◆ Collected data entries
>>>>>

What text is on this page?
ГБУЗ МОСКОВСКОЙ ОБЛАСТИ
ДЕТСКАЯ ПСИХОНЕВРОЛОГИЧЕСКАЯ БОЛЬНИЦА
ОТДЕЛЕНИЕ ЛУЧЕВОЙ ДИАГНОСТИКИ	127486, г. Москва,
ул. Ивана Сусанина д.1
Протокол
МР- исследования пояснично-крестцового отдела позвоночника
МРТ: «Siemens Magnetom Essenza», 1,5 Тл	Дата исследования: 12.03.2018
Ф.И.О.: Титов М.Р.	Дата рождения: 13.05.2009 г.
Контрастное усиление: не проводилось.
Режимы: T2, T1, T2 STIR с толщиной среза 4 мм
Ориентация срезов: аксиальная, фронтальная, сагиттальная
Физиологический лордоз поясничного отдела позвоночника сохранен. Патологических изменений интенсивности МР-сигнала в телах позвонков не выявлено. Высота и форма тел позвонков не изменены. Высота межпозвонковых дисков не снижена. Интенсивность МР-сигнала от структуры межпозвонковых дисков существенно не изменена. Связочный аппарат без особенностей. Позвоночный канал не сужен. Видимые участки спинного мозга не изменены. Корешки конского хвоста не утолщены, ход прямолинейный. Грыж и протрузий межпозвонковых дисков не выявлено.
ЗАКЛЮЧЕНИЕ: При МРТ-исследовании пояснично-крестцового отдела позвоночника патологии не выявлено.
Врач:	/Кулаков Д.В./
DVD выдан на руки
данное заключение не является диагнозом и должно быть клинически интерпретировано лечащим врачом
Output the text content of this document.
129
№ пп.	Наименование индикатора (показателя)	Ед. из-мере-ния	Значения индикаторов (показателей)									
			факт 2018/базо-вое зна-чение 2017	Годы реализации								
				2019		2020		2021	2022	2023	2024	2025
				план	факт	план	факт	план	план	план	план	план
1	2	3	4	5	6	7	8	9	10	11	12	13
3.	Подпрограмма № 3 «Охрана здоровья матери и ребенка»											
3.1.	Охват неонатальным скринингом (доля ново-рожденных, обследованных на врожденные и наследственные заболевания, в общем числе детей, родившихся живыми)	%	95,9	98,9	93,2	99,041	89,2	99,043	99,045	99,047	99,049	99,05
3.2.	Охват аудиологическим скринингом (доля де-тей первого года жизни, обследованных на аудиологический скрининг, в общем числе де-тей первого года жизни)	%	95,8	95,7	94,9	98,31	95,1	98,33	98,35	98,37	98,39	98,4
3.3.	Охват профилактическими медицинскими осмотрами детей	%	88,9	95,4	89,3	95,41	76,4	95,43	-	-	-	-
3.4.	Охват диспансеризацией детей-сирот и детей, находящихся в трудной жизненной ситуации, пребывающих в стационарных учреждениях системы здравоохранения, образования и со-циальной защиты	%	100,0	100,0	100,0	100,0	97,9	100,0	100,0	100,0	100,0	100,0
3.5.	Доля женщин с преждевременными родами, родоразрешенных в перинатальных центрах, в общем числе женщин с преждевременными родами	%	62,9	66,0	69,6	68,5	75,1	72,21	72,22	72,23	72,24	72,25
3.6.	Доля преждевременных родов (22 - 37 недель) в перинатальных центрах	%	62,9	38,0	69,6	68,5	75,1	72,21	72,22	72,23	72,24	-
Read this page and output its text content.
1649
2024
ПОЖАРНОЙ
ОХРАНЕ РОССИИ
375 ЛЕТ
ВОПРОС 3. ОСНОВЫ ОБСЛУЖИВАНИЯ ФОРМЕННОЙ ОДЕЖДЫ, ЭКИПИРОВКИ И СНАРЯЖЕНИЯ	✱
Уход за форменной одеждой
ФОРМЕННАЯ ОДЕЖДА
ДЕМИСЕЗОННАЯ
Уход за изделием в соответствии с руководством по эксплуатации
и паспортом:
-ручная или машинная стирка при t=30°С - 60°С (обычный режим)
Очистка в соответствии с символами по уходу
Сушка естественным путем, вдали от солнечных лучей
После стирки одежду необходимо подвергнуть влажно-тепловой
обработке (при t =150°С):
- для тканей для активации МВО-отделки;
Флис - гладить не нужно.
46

<<<<<

◆ OBJECTIVE
Give only the count of lines in which the string "исследования" appears.

◆ WRITTEN SOLUTION
2